Description of the task:
Go through the data below. List every line that holds the word "Using".

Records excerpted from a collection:
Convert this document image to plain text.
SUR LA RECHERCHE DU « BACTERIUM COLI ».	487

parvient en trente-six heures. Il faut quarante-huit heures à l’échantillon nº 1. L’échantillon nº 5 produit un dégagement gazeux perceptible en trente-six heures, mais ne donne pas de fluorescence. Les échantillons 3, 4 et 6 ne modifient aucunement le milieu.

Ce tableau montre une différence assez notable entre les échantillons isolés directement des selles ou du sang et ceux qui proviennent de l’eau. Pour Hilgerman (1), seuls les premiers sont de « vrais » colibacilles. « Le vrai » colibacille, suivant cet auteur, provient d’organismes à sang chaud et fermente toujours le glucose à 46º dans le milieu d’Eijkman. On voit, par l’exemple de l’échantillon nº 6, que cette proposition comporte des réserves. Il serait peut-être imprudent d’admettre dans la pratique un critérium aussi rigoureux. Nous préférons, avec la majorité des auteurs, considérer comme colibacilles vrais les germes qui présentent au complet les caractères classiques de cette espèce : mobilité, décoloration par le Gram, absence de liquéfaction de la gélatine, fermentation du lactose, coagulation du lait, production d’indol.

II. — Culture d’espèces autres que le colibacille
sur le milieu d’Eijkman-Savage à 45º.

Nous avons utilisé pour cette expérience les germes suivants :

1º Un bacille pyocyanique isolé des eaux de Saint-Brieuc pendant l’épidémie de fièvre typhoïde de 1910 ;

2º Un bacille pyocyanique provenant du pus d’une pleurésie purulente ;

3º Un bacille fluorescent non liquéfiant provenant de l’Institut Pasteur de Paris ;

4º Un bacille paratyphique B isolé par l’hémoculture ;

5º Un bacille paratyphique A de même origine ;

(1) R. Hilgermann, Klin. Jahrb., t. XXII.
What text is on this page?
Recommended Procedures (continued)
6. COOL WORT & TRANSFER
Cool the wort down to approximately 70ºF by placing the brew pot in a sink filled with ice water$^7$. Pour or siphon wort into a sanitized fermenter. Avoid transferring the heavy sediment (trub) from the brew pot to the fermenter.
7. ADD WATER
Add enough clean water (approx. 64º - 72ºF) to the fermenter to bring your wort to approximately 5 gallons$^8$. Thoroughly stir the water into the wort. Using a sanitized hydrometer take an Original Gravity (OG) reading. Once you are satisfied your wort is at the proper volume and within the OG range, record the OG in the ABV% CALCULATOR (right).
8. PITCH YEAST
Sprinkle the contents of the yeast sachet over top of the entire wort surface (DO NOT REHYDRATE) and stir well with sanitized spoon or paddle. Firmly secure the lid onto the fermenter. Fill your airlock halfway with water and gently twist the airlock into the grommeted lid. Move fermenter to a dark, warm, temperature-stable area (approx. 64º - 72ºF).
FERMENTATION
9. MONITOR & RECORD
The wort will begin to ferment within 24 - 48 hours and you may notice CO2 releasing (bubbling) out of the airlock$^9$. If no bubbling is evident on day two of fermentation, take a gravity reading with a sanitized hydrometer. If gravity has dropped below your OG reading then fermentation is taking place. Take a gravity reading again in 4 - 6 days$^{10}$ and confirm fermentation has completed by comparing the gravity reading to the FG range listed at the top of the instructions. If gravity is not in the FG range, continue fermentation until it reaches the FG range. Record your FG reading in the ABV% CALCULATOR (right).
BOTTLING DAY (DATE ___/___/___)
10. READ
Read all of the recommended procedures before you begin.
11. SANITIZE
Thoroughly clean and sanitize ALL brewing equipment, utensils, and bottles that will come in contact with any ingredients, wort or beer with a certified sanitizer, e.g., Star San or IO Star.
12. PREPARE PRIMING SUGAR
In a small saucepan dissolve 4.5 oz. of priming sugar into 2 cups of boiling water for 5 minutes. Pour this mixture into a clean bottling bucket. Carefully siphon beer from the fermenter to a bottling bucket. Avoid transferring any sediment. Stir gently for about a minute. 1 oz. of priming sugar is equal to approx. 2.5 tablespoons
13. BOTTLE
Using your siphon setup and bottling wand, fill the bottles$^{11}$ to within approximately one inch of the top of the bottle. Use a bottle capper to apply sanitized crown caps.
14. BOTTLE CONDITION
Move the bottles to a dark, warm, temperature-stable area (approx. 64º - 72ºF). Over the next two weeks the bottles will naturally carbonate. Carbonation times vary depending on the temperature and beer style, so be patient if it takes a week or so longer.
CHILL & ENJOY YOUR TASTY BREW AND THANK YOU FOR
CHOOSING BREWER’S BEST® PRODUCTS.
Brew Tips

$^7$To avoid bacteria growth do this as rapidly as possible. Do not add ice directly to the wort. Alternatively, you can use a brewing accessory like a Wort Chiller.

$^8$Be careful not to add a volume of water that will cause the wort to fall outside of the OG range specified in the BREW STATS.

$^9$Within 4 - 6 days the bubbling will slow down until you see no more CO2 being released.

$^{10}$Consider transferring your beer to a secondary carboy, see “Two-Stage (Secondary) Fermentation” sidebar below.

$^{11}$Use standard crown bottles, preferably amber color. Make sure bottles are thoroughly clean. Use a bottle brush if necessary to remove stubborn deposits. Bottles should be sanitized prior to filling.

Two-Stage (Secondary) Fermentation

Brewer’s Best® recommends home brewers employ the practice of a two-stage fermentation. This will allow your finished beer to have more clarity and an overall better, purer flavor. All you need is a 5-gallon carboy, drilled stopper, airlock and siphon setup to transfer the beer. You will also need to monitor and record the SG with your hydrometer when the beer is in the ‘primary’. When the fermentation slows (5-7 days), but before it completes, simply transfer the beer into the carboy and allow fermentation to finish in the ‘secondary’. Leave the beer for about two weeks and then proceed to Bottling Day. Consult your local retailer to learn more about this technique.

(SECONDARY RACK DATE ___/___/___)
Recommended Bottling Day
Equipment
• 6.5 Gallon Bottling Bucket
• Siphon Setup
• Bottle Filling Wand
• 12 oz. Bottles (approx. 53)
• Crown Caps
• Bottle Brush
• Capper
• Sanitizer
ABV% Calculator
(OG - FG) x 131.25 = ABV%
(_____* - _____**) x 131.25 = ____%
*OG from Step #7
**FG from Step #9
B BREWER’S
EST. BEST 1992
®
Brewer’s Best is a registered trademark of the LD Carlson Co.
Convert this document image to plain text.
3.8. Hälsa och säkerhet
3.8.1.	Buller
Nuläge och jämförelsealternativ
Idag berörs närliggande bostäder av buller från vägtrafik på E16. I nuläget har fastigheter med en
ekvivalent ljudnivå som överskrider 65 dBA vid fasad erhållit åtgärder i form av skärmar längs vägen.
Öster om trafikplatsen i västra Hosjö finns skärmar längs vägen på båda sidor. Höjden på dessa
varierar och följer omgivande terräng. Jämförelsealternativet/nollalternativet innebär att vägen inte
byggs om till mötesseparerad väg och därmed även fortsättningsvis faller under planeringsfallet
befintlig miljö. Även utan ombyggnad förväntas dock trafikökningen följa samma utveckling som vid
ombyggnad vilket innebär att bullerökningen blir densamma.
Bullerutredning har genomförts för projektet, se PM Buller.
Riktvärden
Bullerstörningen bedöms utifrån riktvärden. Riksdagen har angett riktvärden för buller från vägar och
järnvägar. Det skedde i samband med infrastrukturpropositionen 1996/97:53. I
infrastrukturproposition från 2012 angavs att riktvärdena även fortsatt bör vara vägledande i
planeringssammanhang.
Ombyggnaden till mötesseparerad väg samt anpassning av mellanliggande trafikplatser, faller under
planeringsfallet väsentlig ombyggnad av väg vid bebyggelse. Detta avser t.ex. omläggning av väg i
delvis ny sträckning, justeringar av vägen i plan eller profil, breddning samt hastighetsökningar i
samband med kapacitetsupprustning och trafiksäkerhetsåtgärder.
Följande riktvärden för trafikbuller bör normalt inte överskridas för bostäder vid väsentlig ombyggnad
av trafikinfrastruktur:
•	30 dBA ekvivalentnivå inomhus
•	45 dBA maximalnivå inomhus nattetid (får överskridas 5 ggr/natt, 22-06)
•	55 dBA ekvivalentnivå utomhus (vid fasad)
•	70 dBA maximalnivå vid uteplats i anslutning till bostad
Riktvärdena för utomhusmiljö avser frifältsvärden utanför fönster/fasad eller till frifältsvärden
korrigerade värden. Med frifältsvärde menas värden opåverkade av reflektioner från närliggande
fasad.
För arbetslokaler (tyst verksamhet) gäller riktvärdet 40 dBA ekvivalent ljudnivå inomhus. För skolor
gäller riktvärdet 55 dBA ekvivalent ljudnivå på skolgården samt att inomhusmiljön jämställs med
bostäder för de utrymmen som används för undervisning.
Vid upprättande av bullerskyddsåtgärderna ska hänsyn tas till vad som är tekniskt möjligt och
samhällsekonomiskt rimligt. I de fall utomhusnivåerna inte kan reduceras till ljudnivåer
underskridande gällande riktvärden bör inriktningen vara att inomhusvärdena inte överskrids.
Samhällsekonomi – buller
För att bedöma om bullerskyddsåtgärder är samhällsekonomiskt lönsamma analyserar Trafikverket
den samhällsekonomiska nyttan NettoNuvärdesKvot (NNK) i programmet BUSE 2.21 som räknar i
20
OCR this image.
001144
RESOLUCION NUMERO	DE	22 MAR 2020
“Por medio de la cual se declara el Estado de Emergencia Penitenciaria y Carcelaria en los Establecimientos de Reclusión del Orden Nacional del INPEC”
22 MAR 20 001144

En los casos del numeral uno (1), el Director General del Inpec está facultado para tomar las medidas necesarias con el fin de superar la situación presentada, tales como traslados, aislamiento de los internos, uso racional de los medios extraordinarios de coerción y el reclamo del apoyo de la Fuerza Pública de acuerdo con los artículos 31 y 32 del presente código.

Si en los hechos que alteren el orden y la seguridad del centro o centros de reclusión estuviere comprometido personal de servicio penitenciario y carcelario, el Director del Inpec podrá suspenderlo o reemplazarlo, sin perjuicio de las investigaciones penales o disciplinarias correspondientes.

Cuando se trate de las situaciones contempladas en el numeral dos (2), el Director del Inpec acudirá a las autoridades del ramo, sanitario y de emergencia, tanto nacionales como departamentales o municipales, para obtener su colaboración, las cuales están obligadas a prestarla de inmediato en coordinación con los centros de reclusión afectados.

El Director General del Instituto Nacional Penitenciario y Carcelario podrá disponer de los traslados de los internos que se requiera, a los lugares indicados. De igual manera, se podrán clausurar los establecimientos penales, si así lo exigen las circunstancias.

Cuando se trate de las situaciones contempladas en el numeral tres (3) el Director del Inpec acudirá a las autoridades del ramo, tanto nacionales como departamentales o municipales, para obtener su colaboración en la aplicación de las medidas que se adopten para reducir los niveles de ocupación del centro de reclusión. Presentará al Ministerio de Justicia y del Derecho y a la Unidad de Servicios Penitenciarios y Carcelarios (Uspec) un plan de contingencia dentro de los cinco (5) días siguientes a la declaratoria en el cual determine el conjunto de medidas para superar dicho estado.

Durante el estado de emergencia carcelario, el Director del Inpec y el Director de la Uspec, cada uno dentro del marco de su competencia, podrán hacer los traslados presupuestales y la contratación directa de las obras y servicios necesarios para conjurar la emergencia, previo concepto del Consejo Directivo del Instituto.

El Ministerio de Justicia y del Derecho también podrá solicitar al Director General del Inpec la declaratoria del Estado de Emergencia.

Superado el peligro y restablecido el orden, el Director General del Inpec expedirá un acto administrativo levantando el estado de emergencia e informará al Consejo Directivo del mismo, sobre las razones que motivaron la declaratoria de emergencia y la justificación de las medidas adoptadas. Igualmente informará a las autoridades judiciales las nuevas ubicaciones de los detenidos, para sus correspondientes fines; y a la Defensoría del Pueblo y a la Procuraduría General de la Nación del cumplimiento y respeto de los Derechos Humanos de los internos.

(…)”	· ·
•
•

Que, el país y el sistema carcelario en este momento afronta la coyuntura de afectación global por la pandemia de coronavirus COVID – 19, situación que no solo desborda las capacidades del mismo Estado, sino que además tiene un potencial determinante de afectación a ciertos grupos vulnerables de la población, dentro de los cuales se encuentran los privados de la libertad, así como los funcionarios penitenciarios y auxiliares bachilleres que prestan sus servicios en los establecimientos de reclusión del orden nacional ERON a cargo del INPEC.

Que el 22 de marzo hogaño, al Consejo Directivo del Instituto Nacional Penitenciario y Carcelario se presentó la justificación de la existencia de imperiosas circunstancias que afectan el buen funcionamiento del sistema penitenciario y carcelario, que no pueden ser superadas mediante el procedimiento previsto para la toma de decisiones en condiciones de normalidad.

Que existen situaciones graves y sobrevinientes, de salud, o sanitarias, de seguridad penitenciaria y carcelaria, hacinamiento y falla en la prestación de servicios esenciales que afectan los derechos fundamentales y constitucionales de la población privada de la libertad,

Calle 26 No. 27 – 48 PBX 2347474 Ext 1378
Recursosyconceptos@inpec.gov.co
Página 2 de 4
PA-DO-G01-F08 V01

The completed task:
Add enough clean water (approx. 64º - 72ºF) to the fermenter to bring your wort to approximately 5 gallons$^8$. Thoroughly stir the water into the wort. Using a sanitized hydrometer take an Original Gravity (OG) reading. Once you are satisfied your wort is at the proper volume and within the OG range, record the OG in the ABV% CALCULATOR (right).
Using your siphon setup and bottling wand, fill the bottles$^{11}$ to within approximately one inch of the top of the bottle. Use a bottle capper to apply sanitized crown caps.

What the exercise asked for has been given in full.